Supplied material
***

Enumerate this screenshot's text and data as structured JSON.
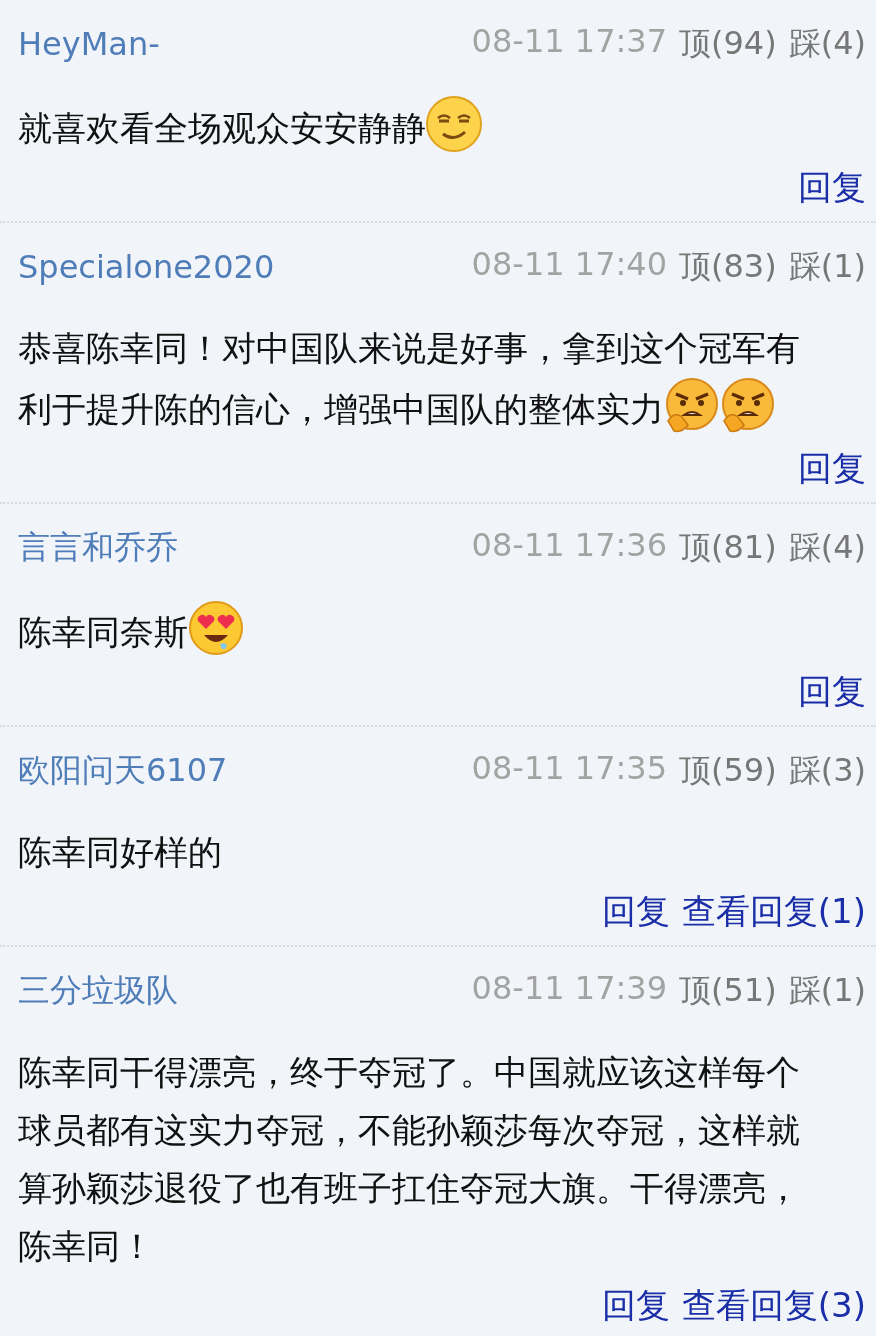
{
  "comments": [
    {
      "user": "HeyMan-",
      "time": "08-11 17:37",
      "up": "顶(94)",
      "down": "踩(4)",
      "lines": [
        "就喜欢看全场观众安安静静"
      ],
      "emojis": [
        {
          "kind": "smug"
        }
      ],
      "links": [
        "回复"
      ]
    },
    {
      "user": "Specialone2020",
      "time": "08-11 17:40",
      "up": "顶(83)",
      "down": "踩(1)",
      "lines": [
        "恭喜陈幸同！对中国队来说是好事，拿到这个冠军有",
        "利于提升陈的信心，增强中国队的整体实力"
      ],
      "emojis": [
        {
          "kind": "angry"
        },
        {
          "kind": "angry"
        }
      ],
      "links": [
        "回复"
      ]
    },
    {
      "user": "言言和乔乔",
      "time": "08-11 17:36",
      "up": "顶(81)",
      "down": "踩(4)",
      "lines": [
        "陈幸同奈斯"
      ],
      "emojis": [
        {
          "kind": "hearteyes"
        }
      ],
      "links": [
        "回复"
      ]
    },
    {
      "user": "欧阳问天6107",
      "time": "08-11 17:35",
      "up": "顶(59)",
      "down": "踩(3)",
      "lines": [
        "陈幸同好样的"
      ],
      "links": [
        "回复",
        "查看回复(1)"
      ]
    },
    {
      "user": "三分垃圾队",
      "time": "08-11 17:39",
      "up": "顶(51)",
      "down": "踩(1)",
      "lines": [
        "陈幸同干得漂亮，终于夺冠了。中国就应该这样每个",
        "球员都有这实力夺冠，不能孙颖莎每次夺冠，这样就",
        "算孙颖莎退役了也有班子扛住夺冠大旗。干得漂亮，",
        "陈幸同！"
      ],
      "links": [
        "回复",
        "查看回复(3)"
      ]
    }
  ]
}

***

Set exercise
Reproduce all entries without any change, and omit the pictures.

Exercise output
Enumerate this screenshot's text and data as structured JSON.
{
  "comments": [
    {
      "user": "HeyMan-",
      "time": "08-11 17:37",
      "up": "顶(94)",
      "down": "踩(4)",
      "lines": [
        "就喜欢看全场观众安安静静"
      ],
      "emojis": [
        {
          "kind": "smug"
        }
      ],
      "links": [
        "回复"
      ]
    },
    {
      "user": "Specialone2020",
      "time": "08-11 17:40",
      "up": "顶(83)",
      "down": "踩(1)",
      "lines": [
        "恭喜陈幸同！对中国队来说是好事，拿到这个冠军有",
        "利于提升陈的信心，增强中国队的整体实力"
      ],
      "emojis": [
        {
          "kind": "angry"
        },
        {
          "kind": "angry"
        }
      ],
      "links": [
        "回复"
      ]
    },
    {
      "user": "言言和乔乔",
      "time": "08-11 17:36",
      "up": "顶(81)",
      "down": "踩(4)",
      "lines": [
        "陈幸同奈斯"
      ],
      "emojis": [
        {
          "kind": "hearteyes"
        }
      ],
      "links": [
        "回复"
      ]
    },
    {
      "user": "欧阳问天6107",
      "time": "08-11 17:35",
      "up": "顶(59)",
      "down": "踩(3)",
      "lines": [
        "陈幸同好样的"
      ],
      "links": [
        "回复",
        "查看回复(1)"
      ]
    },
    {
      "user": "三分垃圾队",
      "time": "08-11 17:39",
      "up": "顶(51)",
      "down": "踩(1)",
      "lines": [
        "陈幸同干得漂亮，终于夺冠了。中国就应该这样每个",
        "球员都有这实力夺冠，不能孙颖莎每次夺冠，这样就",
        "算孙颖莎退役了也有班子扛住夺冠大旗。干得漂亮，",
        "陈幸同！"
      ],
      "links": [
        "回复",
        "查看回复(3)"
      ]
    }
  ]
}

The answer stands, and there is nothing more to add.